» Document content entries
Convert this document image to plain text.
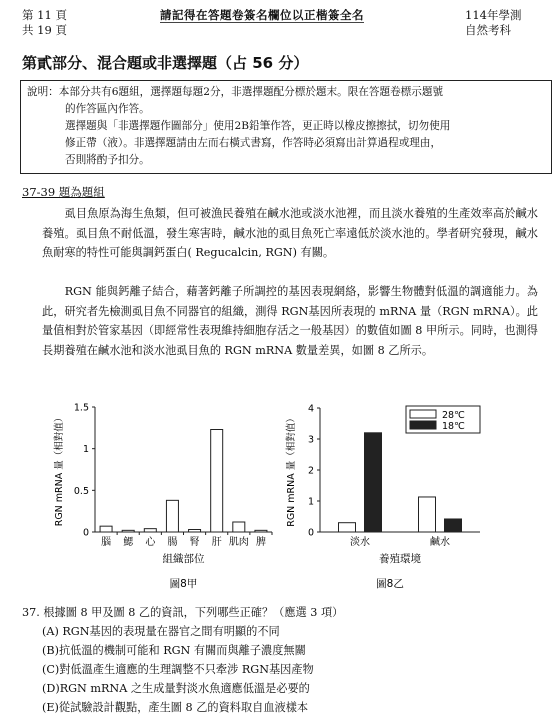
第 11 頁
共 19 頁
請記得在答題卷簽名欄位以正楷簽全名	114年學測
自然考科
第貳部分、混合題或非選擇題（占 56 分）
說明： 本部分共有6題組，選擇題每題2分，非選擇題配分標於題末。限在答題卷標示題號
的作答區內作答。
選擇題與「非選擇題作圖部分」使用2B鉛筆作答，更正時以橡皮擦擦拭，切勿使用
修正帶（液）。非選擇題請由左而右橫式書寫，作答時必須寫出計算過程或理由，
否則將酌予扣分。
37-39 題為題組
　　虱目魚原為海生魚類，但可被漁民養殖在鹹水池或淡水池裡，而且淡水養殖的生產效率高於鹹水養殖。虱目魚不耐低溫，發生寒害時，鹹水池的虱目魚死亡率遠低於淡水池的。學者研究發現，鹹水魚耐寒的特性可能與調鈣蛋白( Regucalcin, RGN) 有關。
　　RGN 能與鈣離子結合，藉著鈣離子所調控的基因表現網絡，影響生物體對低溫的調適能力。為此，研究者先檢測虱目魚不同器官的組織，測得 RGN基因所表現的 mRNA 量（RGN mRNA）。此量值相對於管家基因（即經常性表現維持細胞存活之一般基因）的數值如圖 8 甲所示。同時，也測得長期養殖在鹹水池和淡水池虱目魚的 RGN mRNA 數量差異，如圖 8 乙所示。
0
0.5
1
1.5
腦 鰓 心 腸 腎 肝 肌肉 脾
組織部位
RGN mRNA 量（相對值）
圖8甲
0
1
2
3
4
淡水	鹹水
養殖環境
RGN mRNA 量（相對值）	28℃
18℃
圖8乙
37. 根據圖 8 甲及圖 8 乙的資訊，下列哪些正確？（應選 3 項）
(A) RGN基因的表現量在器官之間有明顯的不同
(B)抗低溫的機制可能和 RGN 有關而與離子濃度無關
(C)對低溫產生適應的生理調整不只牽涉 RGN基因產物
(D)RGN mRNA 之生成量對淡水魚適應低溫是必要的
(E)從試驗設計觀點，產生圖 8 乙的資料取自血液樣本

» WORK ORDER
Reproduce each line of the records exactly, omitting any picture.

» ANSWER FOR THE TASK
Convert this document image to plain text.
第 11 頁
共 19 頁
請記得在答題卷簽名欄位以正楷簽全名	114年學測
自然考科
第貳部分、混合題或非選擇題（占 56 分）
說明： 本部分共有6題組，選擇題每題2分，非選擇題配分標於題末。限在答題卷標示題號
的作答區內作答。
選擇題與「非選擇題作圖部分」使用2B鉛筆作答，更正時以橡皮擦擦拭，切勿使用
修正帶（液）。非選擇題請由左而右橫式書寫，作答時必須寫出計算過程或理由，
否則將酌予扣分。
37-39 題為題組
　　虱目魚原為海生魚類，但可被漁民養殖在鹹水池或淡水池裡，而且淡水養殖的生產效率高於鹹水養殖。虱目魚不耐低溫，發生寒害時，鹹水池的虱目魚死亡率遠低於淡水池的。學者研究發現，鹹水魚耐寒的特性可能與調鈣蛋白( Regucalcin, RGN) 有關。
　　RGN 能與鈣離子結合，藉著鈣離子所調控的基因表現網絡，影響生物體對低溫的調適能力。為此，研究者先檢測虱目魚不同器官的組織，測得 RGN基因所表現的 mRNA 量（RGN mRNA）。此量值相對於管家基因（即經常性表現維持細胞存活之一般基因）的數值如圖 8 甲所示。同時，也測得長期養殖在鹹水池和淡水池虱目魚的 RGN mRNA 數量差異，如圖 8 乙所示。
0
0.5
1
1.5
腦 鰓 心 腸 腎 肝 肌肉 脾
組織部位
RGN mRNA 量（相對值）
圖8甲
0
1
2
3
4
淡水	鹹水
養殖環境
RGN mRNA 量（相對值）	28℃
18℃
圖8乙
37. 根據圖 8 甲及圖 8 乙的資訊，下列哪些正確？（應選 3 項）
(A) RGN基因的表現量在器官之間有明顯的不同
(B)抗低溫的機制可能和 RGN 有關而與離子濃度無關
(C)對低溫產生適應的生理調整不只牽涉 RGN基因產物
(D)RGN mRNA 之生成量對淡水魚適應低溫是必要的
(E)從試驗設計觀點，產生圖 8 乙的資料取自血液樣本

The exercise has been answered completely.